Given instruction:
Repeat each entry in full, exactly.

Dataset excerpts:
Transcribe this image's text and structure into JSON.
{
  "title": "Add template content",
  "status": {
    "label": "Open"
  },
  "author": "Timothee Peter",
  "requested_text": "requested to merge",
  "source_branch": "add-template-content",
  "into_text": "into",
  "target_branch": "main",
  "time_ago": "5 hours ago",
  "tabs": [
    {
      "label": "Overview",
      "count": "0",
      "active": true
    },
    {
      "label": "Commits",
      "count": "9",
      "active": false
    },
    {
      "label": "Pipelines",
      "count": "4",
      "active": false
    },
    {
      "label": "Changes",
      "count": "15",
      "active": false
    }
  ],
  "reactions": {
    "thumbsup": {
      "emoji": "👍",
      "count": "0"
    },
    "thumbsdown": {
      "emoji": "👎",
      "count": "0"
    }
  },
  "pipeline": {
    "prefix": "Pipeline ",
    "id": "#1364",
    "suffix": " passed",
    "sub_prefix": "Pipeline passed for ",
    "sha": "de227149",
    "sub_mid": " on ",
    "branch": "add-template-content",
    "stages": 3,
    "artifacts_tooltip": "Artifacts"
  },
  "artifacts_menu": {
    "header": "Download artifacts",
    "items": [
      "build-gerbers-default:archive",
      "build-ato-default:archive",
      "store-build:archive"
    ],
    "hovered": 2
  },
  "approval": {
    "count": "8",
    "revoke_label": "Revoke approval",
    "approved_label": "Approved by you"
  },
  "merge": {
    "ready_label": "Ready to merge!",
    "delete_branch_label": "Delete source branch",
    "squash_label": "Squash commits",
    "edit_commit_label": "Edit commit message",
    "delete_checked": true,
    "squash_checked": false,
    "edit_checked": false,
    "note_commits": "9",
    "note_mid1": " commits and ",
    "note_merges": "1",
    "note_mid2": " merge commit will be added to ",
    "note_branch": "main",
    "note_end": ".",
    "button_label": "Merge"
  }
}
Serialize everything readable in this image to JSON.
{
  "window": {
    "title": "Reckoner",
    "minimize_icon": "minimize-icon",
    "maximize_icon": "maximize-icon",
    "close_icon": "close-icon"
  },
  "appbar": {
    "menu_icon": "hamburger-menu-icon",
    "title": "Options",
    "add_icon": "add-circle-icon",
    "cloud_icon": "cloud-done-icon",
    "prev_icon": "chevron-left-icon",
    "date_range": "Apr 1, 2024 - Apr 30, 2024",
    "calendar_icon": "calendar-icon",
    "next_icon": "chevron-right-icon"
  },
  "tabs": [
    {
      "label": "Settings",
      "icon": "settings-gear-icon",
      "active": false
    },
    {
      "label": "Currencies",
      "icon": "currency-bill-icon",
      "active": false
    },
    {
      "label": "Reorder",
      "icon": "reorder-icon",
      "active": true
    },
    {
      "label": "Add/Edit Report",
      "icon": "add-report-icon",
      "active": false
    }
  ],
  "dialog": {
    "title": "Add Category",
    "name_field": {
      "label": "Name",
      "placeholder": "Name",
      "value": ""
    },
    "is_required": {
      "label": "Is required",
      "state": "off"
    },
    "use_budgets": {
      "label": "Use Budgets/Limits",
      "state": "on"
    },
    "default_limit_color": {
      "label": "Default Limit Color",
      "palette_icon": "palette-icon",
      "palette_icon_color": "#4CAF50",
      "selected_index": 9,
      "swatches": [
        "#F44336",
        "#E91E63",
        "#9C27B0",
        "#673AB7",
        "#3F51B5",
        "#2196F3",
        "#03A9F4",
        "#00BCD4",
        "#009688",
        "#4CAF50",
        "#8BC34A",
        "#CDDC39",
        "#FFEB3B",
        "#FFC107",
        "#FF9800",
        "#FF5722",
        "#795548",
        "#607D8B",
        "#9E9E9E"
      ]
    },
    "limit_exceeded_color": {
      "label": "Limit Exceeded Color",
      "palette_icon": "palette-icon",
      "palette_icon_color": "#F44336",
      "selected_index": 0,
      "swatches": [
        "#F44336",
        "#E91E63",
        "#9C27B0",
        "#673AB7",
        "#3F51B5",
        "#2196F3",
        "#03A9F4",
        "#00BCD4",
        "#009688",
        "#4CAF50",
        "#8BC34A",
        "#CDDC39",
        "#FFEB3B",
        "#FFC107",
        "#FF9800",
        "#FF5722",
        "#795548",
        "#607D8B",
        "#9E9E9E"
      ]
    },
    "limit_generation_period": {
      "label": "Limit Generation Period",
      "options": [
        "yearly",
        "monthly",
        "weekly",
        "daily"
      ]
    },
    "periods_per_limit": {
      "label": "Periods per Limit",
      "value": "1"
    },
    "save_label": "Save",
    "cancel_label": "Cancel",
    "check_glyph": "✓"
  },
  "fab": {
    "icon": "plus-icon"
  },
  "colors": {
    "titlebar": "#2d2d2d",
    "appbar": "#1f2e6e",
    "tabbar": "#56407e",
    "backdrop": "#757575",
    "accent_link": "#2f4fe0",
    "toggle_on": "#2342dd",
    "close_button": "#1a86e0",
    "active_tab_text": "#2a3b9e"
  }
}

Written response:
Transcribe this image's text and structure into JSON.
{
  "title": "Add template content",
  "status": {
    "label": "Open"
  },
  "author": "Timothee Peter",
  "requested_text": "requested to merge",
  "source_branch": "add-template-content",
  "into_text": "into",
  "target_branch": "main",
  "time_ago": "5 hours ago",
  "tabs": [
    {
      "label": "Overview",
      "count": "0",
      "active": true
    },
    {
      "label": "Commits",
      "count": "9",
      "active": false
    },
    {
      "label": "Pipelines",
      "count": "4",
      "active": false
    },
    {
      "label": "Changes",
      "count": "15",
      "active": false
    }
  ],
  "reactions": {
    "thumbsup": {
      "emoji": "👍",
      "count": "0"
    },
    "thumbsdown": {
      "emoji": "👎",
      "count": "0"
    }
  },
  "pipeline": {
    "prefix": "Pipeline ",
    "id": "#1364",
    "suffix": " passed",
    "sub_prefix": "Pipeline passed for ",
    "sha": "de227149",
    "sub_mid": " on ",
    "branch": "add-template-content",
    "stages": 3,
    "artifacts_tooltip": "Artifacts"
  },
  "artifacts_menu": {
    "header": "Download artifacts",
    "items": [
      "build-gerbers-default:archive",
      "build-ato-default:archive",
      "store-build:archive"
    ],
    "hovered": 2
  },
  "approval": {
    "count": "8",
    "revoke_label": "Revoke approval",
    "approved_label": "Approved by you"
  },
  "merge": {
    "ready_label": "Ready to merge!",
    "delete_branch_label": "Delete source branch",
    "squash_label": "Squash commits",
    "edit_commit_label": "Edit commit message",
    "delete_checked": true,
    "squash_checked": false,
    "edit_checked": false,
    "note_commits": "9",
    "note_mid1": " commits and ",
    "note_merges": "1",
    "note_mid2": " merge commit will be added to ",
    "note_branch": "main",
    "note_end": ".",
    "button_label": "Merge"
  }
}
Serialize everything readable in this image to JSON.
{
  "window": {
    "title": "Reckoner",
    "minimize_icon": "minimize-icon",
    "maximize_icon": "maximize-icon",
    "close_icon": "close-icon"
  },
  "appbar": {
    "menu_icon": "hamburger-menu-icon",
    "title": "Options",
    "add_icon": "add-circle-icon",
    "cloud_icon": "cloud-done-icon",
    "prev_icon": "chevron-left-icon",
    "date_range": "Apr 1, 2024 - Apr 30, 2024",
    "calendar_icon": "calendar-icon",
    "next_icon": "chevron-right-icon"
  },
  "tabs": [
    {
      "label": "Settings",
      "icon": "settings-gear-icon",
      "active": false
    },
    {
      "label": "Currencies",
      "icon": "currency-bill-icon",
      "active": false
    },
    {
      "label": "Reorder",
      "icon": "reorder-icon",
      "active": true
    },
    {
      "label": "Add/Edit Report",
      "icon": "add-report-icon",
      "active": false
    }
  ],
  "dialog": {
    "title": "Add Category",
    "name_field": {
      "label": "Name",
      "placeholder": "Name",
      "value": ""
    },
    "is_required": {
      "label": "Is required",
      "state": "off"
    },
    "use_budgets": {
      "label": "Use Budgets/Limits",
      "state": "on"
    },
    "default_limit_color": {
      "label": "Default Limit Color",
      "palette_icon": "palette-icon",
      "palette_icon_color": "#4CAF50",
      "selected_index": 9,
      "swatches": [
        "#F44336",
        "#E91E63",
        "#9C27B0",
        "#673AB7",
        "#3F51B5",
        "#2196F3",
        "#03A9F4",
        "#00BCD4",
        "#009688",
        "#4CAF50",
        "#8BC34A",
        "#CDDC39",
        "#FFEB3B",
        "#FFC107",
        "#FF9800",
        "#FF5722",
        "#795548",
        "#607D8B",
        "#9E9E9E"
      ]
    },
    "limit_exceeded_color": {
      "label": "Limit Exceeded Color",
      "palette_icon": "palette-icon",
      "palette_icon_color": "#F44336",
      "selected_index": 0,
      "swatches": [
        "#F44336",
        "#E91E63",
        "#9C27B0",
        "#673AB7",
        "#3F51B5",
        "#2196F3",
        "#03A9F4",
        "#00BCD4",
        "#009688",
        "#4CAF50",
        "#8BC34A",
        "#CDDC39",
        "#FFEB3B",
        "#FFC107",
        "#FF9800",
        "#FF5722",
        "#795548",
        "#607D8B",
        "#9E9E9E"
      ]
    },
    "limit_generation_period": {
      "label": "Limit Generation Period",
      "options": [
        "yearly",
        "monthly",
        "weekly",
        "daily"
      ]
    },
    "periods_per_limit": {
      "label": "Periods per Limit",
      "value": "1"
    },
    "save_label": "Save",
    "cancel_label": "Cancel",
    "check_glyph": "✓"
  },
  "fab": {
    "icon": "plus-icon"
  },
  "colors": {
    "titlebar": "#2d2d2d",
    "appbar": "#1f2e6e",
    "tabbar": "#56407e",
    "backdrop": "#757575",
    "accent_link": "#2f4fe0",
    "toggle_on": "#2342dd",
    "close_button": "#1a86e0",
    "active_tab_text": "#2a3b9e"
  }
}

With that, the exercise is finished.